> [Aim of the task]:
Retype every line of the items below without changing anything.
■ ■ ■ ■ ■ ■ ■
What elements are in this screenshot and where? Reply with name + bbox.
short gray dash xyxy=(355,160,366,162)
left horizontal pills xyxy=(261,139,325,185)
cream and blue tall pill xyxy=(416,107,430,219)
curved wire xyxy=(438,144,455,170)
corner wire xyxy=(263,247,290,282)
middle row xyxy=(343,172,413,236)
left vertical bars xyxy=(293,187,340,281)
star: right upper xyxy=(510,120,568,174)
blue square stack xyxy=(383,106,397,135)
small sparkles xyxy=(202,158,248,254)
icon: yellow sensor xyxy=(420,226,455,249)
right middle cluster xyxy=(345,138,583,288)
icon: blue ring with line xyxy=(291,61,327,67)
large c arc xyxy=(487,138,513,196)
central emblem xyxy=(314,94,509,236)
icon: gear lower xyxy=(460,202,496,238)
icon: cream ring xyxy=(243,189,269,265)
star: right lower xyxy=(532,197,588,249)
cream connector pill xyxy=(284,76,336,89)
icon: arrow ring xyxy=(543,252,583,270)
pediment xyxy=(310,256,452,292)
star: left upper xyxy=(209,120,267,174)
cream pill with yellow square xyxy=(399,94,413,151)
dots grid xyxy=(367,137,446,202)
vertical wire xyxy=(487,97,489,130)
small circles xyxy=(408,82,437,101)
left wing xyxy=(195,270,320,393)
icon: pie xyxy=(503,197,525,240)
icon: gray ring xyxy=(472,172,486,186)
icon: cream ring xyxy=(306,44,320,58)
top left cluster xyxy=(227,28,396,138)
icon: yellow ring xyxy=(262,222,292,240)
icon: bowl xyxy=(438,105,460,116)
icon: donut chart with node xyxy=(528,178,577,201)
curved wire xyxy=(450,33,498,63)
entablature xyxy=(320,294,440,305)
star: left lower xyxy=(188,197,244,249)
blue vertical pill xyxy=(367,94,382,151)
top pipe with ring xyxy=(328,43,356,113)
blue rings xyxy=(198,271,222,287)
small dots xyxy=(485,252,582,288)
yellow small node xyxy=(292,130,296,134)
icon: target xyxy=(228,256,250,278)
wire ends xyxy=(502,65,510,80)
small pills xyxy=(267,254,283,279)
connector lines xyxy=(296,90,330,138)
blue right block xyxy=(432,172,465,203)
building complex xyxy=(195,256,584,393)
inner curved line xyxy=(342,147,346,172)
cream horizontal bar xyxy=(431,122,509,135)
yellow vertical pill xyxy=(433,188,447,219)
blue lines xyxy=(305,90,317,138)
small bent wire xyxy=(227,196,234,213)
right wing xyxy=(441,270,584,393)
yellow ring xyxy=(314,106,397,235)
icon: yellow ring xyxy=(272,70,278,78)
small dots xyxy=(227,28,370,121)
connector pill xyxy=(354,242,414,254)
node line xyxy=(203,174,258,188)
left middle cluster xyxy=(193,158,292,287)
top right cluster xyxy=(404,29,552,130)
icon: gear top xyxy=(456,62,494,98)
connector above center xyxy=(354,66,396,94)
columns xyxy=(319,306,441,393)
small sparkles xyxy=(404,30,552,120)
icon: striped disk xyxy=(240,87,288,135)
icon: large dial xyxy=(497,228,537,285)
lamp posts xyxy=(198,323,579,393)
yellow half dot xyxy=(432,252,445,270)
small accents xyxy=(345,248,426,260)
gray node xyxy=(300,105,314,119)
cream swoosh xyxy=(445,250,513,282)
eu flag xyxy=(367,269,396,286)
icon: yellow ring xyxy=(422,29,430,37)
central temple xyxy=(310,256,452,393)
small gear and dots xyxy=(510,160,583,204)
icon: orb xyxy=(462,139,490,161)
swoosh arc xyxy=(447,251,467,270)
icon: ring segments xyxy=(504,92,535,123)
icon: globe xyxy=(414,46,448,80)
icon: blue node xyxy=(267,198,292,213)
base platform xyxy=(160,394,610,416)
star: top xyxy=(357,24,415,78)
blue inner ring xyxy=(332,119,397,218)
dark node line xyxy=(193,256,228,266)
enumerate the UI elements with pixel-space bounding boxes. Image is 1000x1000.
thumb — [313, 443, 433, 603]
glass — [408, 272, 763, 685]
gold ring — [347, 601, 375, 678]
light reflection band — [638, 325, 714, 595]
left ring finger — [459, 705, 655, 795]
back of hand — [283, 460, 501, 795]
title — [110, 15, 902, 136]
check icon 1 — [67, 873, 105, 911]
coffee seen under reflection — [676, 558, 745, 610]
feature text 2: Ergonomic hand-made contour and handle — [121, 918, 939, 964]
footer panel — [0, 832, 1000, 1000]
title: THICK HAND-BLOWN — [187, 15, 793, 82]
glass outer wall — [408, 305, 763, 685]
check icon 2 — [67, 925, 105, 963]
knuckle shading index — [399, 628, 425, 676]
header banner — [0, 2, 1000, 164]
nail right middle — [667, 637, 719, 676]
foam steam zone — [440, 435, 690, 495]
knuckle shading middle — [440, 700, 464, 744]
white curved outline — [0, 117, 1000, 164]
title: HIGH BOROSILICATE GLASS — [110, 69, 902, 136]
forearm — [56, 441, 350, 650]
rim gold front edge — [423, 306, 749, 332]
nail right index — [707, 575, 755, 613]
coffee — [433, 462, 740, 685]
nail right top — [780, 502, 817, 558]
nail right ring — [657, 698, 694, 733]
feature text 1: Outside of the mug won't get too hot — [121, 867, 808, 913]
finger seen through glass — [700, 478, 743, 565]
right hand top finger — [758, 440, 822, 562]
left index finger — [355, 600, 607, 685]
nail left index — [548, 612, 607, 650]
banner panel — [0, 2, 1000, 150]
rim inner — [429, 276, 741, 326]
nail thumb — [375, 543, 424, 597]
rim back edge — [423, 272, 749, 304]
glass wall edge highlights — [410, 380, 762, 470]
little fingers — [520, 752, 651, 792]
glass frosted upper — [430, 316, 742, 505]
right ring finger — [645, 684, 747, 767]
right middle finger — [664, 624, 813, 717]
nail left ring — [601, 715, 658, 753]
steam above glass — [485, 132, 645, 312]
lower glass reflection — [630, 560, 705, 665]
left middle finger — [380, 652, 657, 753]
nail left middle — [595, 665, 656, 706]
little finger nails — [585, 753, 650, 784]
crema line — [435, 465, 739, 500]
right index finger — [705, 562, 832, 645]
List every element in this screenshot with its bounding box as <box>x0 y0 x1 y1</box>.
■ ■ ■ ■ ■ ■ ■
> [Task output]:
What elements are in this screenshot and where? Reply with name + bbox.
short gray dash xyxy=(355,160,366,162)
left horizontal pills xyxy=(261,139,325,185)
cream and blue tall pill xyxy=(416,107,430,219)
curved wire xyxy=(438,144,455,170)
corner wire xyxy=(263,247,290,282)
middle row xyxy=(343,172,413,236)
left vertical bars xyxy=(293,187,340,281)
star: right upper xyxy=(510,120,568,174)
blue square stack xyxy=(383,106,397,135)
small sparkles xyxy=(202,158,248,254)
icon: yellow sensor xyxy=(420,226,455,249)
right middle cluster xyxy=(345,138,583,288)
icon: blue ring with line xyxy=(291,61,327,67)
large c arc xyxy=(487,138,513,196)
central emblem xyxy=(314,94,509,236)
icon: gear lower xyxy=(460,202,496,238)
icon: cream ring xyxy=(243,189,269,265)
star: right lower xyxy=(532,197,588,249)
cream connector pill xyxy=(284,76,336,89)
icon: arrow ring xyxy=(543,252,583,270)
pediment xyxy=(310,256,452,292)
star: left upper xyxy=(209,120,267,174)
cream pill with yellow square xyxy=(399,94,413,151)
dots grid xyxy=(367,137,446,202)
vertical wire xyxy=(487,97,489,130)
small circles xyxy=(408,82,437,101)
left wing xyxy=(195,270,320,393)
icon: pie xyxy=(503,197,525,240)
icon: gray ring xyxy=(472,172,486,186)
icon: cream ring xyxy=(306,44,320,58)
top left cluster xyxy=(227,28,396,138)
icon: yellow ring xyxy=(262,222,292,240)
icon: bowl xyxy=(438,105,460,116)
icon: donut chart with node xyxy=(528,178,577,201)
curved wire xyxy=(450,33,498,63)
entablature xyxy=(320,294,440,305)
star: left lower xyxy=(188,197,244,249)
blue vertical pill xyxy=(367,94,382,151)
top pipe with ring xyxy=(328,43,356,113)
blue rings xyxy=(198,271,222,287)
small dots xyxy=(485,252,582,288)
yellow small node xyxy=(292,130,296,134)
icon: target xyxy=(228,256,250,278)
wire ends xyxy=(502,65,510,80)
small pills xyxy=(267,254,283,279)
connector lines xyxy=(296,90,330,138)
blue right block xyxy=(432,172,465,203)
building complex xyxy=(195,256,584,393)
inner curved line xyxy=(342,147,346,172)
cream horizontal bar xyxy=(431,122,509,135)
yellow vertical pill xyxy=(433,188,447,219)
blue lines xyxy=(305,90,317,138)
small bent wire xyxy=(227,196,234,213)
right wing xyxy=(441,270,584,393)
yellow ring xyxy=(314,106,397,235)
icon: yellow ring xyxy=(272,70,278,78)
small dots xyxy=(227,28,370,121)
connector pill xyxy=(354,242,414,254)
node line xyxy=(203,174,258,188)
left middle cluster xyxy=(193,158,292,287)
top right cluster xyxy=(404,29,552,130)
icon: gear top xyxy=(456,62,494,98)
connector above center xyxy=(354,66,396,94)
columns xyxy=(319,306,441,393)
small sparkles xyxy=(404,30,552,120)
icon: striped disk xyxy=(240,87,288,135)
icon: large dial xyxy=(497,228,537,285)
lamp posts xyxy=(198,323,579,393)
yellow half dot xyxy=(432,252,445,270)
small accents xyxy=(345,248,426,260)
gray node xyxy=(300,105,314,119)
cream swoosh xyxy=(445,250,513,282)
eu flag xyxy=(367,269,396,286)
icon: yellow ring xyxy=(422,29,430,37)
central temple xyxy=(310,256,452,393)
small gear and dots xyxy=(510,160,583,204)
icon: orb xyxy=(462,139,490,161)
swoosh arc xyxy=(447,251,467,270)
icon: ring segments xyxy=(504,92,535,123)
icon: globe xyxy=(414,46,448,80)
icon: blue node xyxy=(267,198,292,213)
base platform xyxy=(160,394,610,416)
star: top xyxy=(357,24,415,78)
blue inner ring xyxy=(332,119,397,218)
dark node line xyxy=(193,256,228,266)
enumerate the UI elements with pixel-space bounding boxes. Image is 1000x1000.
thumb — [313, 443, 433, 603]
glass — [408, 272, 763, 685]
gold ring — [347, 601, 375, 678]
light reflection band — [638, 325, 714, 595]
left ring finger — [459, 705, 655, 795]
back of hand — [283, 460, 501, 795]
title — [110, 15, 902, 136]
check icon 1 — [67, 873, 105, 911]
coffee seen under reflection — [676, 558, 745, 610]
feature text 2: Ergonomic hand-made contour and handle — [121, 918, 939, 964]
footer panel — [0, 832, 1000, 1000]
title: THICK HAND-BLOWN — [187, 15, 793, 82]
glass outer wall — [408, 305, 763, 685]
check icon 2 — [67, 925, 105, 963]
knuckle shading index — [399, 628, 425, 676]
header banner — [0, 2, 1000, 164]
nail right middle — [667, 637, 719, 676]
foam steam zone — [440, 435, 690, 495]
knuckle shading middle — [440, 700, 464, 744]
white curved outline — [0, 117, 1000, 164]
title: HIGH BOROSILICATE GLASS — [110, 69, 902, 136]
forearm — [56, 441, 350, 650]
rim gold front edge — [423, 306, 749, 332]
nail right index — [707, 575, 755, 613]
coffee — [433, 462, 740, 685]
nail right top — [780, 502, 817, 558]
nail right ring — [657, 698, 694, 733]
feature text 1: Outside of the mug won't get too hot — [121, 867, 808, 913]
finger seen through glass — [700, 478, 743, 565]
right hand top finger — [758, 440, 822, 562]
left index finger — [355, 600, 607, 685]
nail left index — [548, 612, 607, 650]
banner panel — [0, 2, 1000, 150]
rim inner — [429, 276, 741, 326]
nail thumb — [375, 543, 424, 597]
rim back edge — [423, 272, 749, 304]
glass wall edge highlights — [410, 380, 762, 470]
little fingers — [520, 752, 651, 792]
glass frosted upper — [430, 316, 742, 505]
right ring finger — [645, 684, 747, 767]
right middle finger — [664, 624, 813, 717]
nail left ring — [601, 715, 658, 753]
steam above glass — [485, 132, 645, 312]
lower glass reflection — [630, 560, 705, 665]
left middle finger — [380, 652, 657, 753]
nail left middle — [595, 665, 656, 706]
little finger nails — [585, 753, 650, 784]
crema line — [435, 465, 739, 500]
right index finger — [705, 562, 832, 645]
List every element in this screenshot with its bounding box as <box>x0 y0 x1 y1</box>.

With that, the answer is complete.